── DATA PROVIDED

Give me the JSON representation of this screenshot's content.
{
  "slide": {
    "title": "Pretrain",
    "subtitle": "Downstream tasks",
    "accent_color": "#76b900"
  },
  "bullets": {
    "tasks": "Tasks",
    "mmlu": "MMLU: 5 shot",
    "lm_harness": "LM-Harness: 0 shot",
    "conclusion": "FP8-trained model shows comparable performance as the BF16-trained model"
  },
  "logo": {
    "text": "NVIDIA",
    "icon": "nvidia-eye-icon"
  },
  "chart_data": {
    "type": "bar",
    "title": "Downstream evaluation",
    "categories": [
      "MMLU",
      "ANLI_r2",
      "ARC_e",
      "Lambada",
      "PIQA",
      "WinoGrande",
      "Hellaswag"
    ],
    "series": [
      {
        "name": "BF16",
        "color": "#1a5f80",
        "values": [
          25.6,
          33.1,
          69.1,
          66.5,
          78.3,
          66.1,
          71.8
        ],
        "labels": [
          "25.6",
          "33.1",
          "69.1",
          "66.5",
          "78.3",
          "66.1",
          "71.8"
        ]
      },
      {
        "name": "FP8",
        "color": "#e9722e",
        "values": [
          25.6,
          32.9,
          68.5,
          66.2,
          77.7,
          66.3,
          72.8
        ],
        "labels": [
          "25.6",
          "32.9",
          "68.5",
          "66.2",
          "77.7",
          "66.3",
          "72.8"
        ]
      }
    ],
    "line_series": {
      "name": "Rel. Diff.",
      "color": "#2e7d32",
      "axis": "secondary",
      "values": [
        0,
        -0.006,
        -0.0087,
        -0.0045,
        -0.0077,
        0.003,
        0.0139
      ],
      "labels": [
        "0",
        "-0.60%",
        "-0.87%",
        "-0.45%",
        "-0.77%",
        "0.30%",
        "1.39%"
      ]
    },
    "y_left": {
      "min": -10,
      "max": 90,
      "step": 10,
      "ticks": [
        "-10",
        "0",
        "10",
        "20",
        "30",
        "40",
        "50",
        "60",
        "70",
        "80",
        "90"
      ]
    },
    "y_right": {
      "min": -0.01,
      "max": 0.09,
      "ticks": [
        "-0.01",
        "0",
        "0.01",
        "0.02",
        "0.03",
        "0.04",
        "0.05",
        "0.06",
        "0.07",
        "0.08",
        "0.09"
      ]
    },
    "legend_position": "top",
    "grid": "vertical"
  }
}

────

§ JOB: Write out all the data again, exactly as it appears.

§ FINAL ANSWER:
Give me the JSON representation of this screenshot's content.
{
  "slide": {
    "title": "Pretrain",
    "subtitle": "Downstream tasks",
    "accent_color": "#76b900"
  },
  "bullets": {
    "tasks": "Tasks",
    "mmlu": "MMLU: 5 shot",
    "lm_harness": "LM-Harness: 0 shot",
    "conclusion": "FP8-trained model shows comparable performance as the BF16-trained model"
  },
  "logo": {
    "text": "NVIDIA",
    "icon": "nvidia-eye-icon"
  },
  "chart_data": {
    "type": "bar",
    "title": "Downstream evaluation",
    "categories": [
      "MMLU",
      "ANLI_r2",
      "ARC_e",
      "Lambada",
      "PIQA",
      "WinoGrande",
      "Hellaswag"
    ],
    "series": [
      {
        "name": "BF16",
        "color": "#1a5f80",
        "values": [
          25.6,
          33.1,
          69.1,
          66.5,
          78.3,
          66.1,
          71.8
        ],
        "labels": [
          "25.6",
          "33.1",
          "69.1",
          "66.5",
          "78.3",
          "66.1",
          "71.8"
        ]
      },
      {
        "name": "FP8",
        "color": "#e9722e",
        "values": [
          25.6,
          32.9,
          68.5,
          66.2,
          77.7,
          66.3,
          72.8
        ],
        "labels": [
          "25.6",
          "32.9",
          "68.5",
          "66.2",
          "77.7",
          "66.3",
          "72.8"
        ]
      }
    ],
    "line_series": {
      "name": "Rel. Diff.",
      "color": "#2e7d32",
      "axis": "secondary",
      "values": [
        0,
        -0.006,
        -0.0087,
        -0.0045,
        -0.0077,
        0.003,
        0.0139
      ],
      "labels": [
        "0",
        "-0.60%",
        "-0.87%",
        "-0.45%",
        "-0.77%",
        "0.30%",
        "1.39%"
      ]
    },
    "y_left": {
      "min": -10,
      "max": 90,
      "step": 10,
      "ticks": [
        "-10",
        "0",
        "10",
        "20",
        "30",
        "40",
        "50",
        "60",
        "70",
        "80",
        "90"
      ]
    },
    "y_right": {
      "min": -0.01,
      "max": 0.09,
      "ticks": [
        "-0.01",
        "0",
        "0.01",
        "0.02",
        "0.03",
        "0.04",
        "0.05",
        "0.06",
        "0.07",
        "0.08",
        "0.09"
      ]
    },
    "legend_position": "top",
    "grid": "vertical"
  }
}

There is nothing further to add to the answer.